-- BEGIN --

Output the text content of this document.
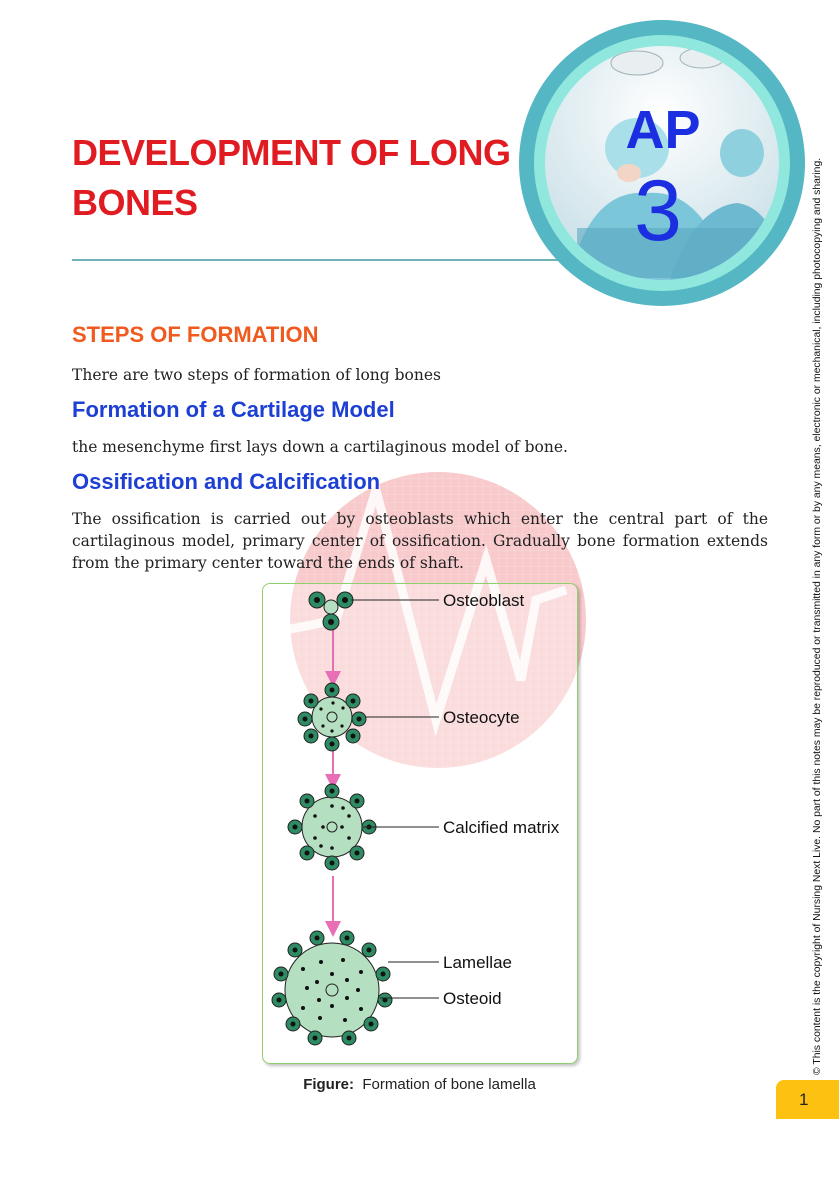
DEVELOPMENT OF LONG
BONES
AP
3
STEPS OF FORMATION

There are two steps of formation of long bones

Formation of a Cartilage Model

the mesenchyme first lays down a cartilaginous model of bone.

Ossification and Calcification

The ossification is carried out by osteoblasts which enter the central part of the cartilaginous model, primary center of ossification. Gradually bone formation extends from the primary center toward the ends of shaft.

Osteoblast
Osteocyte
Calcified matrix
Lamellae
Osteoid
Figure: Formation of bone lamella
© This content is the copyright of Nursing Next Live. No part of this notes may be reproduced or transmitted in any form or by any means, electronic or mechanical, including photocopying and sharing.
1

-- END --

**Task brief:**
Print out the whole of the material word for word, without pictures.

**Answer below:**
Output the text content of this document.
DEVELOPMENT OF LONG
BONES
AP
3
STEPS OF FORMATION

There are two steps of formation of long bones

Formation of a Cartilage Model

the mesenchyme first lays down a cartilaginous model of bone.

Ossification and Calcification

The ossification is carried out by osteoblasts which enter the central part of the cartilaginous model, primary center of ossification. Gradually bone formation extends from the primary center toward the ends of shaft.

Osteoblast
Osteocyte
Calcified matrix
Lamellae
Osteoid
Figure: Formation of bone lamella
© This content is the copyright of Nursing Next Live. No part of this notes may be reproduced or transmitted in any form or by any means, electronic or mechanical, including photocopying and sharing.
1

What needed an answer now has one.